- INSTRUCTIONS TO FOLLOW -
Set out each line from the following listing that includes the word "this".

[Dataset items]
════

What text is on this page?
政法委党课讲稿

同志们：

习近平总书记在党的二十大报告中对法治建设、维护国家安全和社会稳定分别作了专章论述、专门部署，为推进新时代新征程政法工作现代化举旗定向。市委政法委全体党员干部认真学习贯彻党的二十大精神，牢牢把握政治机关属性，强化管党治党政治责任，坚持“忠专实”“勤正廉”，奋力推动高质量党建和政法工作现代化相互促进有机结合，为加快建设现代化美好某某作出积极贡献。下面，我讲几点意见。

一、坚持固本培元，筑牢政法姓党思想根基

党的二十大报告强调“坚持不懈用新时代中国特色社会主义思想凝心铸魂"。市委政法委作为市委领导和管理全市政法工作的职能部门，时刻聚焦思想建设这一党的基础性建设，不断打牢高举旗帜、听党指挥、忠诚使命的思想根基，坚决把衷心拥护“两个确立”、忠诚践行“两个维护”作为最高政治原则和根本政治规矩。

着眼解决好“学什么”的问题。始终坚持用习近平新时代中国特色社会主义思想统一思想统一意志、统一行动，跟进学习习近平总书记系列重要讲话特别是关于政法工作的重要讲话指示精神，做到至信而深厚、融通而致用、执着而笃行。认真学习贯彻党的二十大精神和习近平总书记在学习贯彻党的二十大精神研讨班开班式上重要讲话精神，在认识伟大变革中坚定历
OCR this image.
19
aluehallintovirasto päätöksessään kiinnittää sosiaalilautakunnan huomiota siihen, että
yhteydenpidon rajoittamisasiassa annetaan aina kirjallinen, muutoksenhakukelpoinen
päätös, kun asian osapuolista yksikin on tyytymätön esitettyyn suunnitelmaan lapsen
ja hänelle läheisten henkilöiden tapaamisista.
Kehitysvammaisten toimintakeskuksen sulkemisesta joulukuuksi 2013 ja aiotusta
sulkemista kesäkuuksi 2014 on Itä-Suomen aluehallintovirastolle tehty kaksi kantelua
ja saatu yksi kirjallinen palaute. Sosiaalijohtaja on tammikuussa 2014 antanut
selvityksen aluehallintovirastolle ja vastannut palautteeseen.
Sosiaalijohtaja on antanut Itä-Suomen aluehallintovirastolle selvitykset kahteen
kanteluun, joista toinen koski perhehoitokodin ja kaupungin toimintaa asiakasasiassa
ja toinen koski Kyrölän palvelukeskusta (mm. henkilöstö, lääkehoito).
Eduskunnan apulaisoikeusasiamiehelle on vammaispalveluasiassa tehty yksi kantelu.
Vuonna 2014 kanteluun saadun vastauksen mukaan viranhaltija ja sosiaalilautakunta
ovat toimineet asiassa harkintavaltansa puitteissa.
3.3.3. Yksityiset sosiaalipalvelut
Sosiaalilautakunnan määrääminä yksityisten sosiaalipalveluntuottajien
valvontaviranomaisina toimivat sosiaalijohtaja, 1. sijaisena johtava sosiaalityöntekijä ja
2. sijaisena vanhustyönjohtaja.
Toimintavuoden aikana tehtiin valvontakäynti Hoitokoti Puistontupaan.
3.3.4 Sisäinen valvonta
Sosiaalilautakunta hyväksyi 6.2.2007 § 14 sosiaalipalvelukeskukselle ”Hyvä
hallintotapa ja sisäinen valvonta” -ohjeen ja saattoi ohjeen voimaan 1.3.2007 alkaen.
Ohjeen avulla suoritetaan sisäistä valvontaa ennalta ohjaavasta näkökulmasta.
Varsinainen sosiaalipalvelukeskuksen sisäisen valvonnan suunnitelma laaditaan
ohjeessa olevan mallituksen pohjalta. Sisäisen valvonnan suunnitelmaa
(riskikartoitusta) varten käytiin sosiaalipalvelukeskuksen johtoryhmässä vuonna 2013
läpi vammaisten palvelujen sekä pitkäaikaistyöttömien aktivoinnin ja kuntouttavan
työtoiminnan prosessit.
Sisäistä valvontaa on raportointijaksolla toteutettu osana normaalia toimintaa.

════

- FULL RESPONSE -
What text is on this page?
OCR this image.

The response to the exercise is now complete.